Instructions for the task>
Report each line of the data that has "изделия" somewhere in it.

[Data records]
########

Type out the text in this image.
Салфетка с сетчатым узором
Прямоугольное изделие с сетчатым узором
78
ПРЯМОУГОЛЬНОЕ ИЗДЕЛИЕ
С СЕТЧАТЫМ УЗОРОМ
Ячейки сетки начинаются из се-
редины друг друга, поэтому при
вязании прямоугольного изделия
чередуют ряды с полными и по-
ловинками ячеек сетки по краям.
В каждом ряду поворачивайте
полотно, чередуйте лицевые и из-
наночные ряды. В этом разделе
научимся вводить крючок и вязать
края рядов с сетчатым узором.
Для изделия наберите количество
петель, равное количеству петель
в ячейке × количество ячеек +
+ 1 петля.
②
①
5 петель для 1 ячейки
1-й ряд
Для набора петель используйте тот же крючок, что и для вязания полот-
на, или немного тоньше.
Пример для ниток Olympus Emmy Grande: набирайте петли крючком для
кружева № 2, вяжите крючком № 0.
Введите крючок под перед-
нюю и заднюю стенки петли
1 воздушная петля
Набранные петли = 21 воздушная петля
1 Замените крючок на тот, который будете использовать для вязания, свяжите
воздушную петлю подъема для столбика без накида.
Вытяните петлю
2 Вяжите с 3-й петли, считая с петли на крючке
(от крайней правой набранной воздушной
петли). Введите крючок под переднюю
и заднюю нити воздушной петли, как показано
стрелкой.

########

Correct output>
вязании прямоугольного изделия
Для изделия наберите количество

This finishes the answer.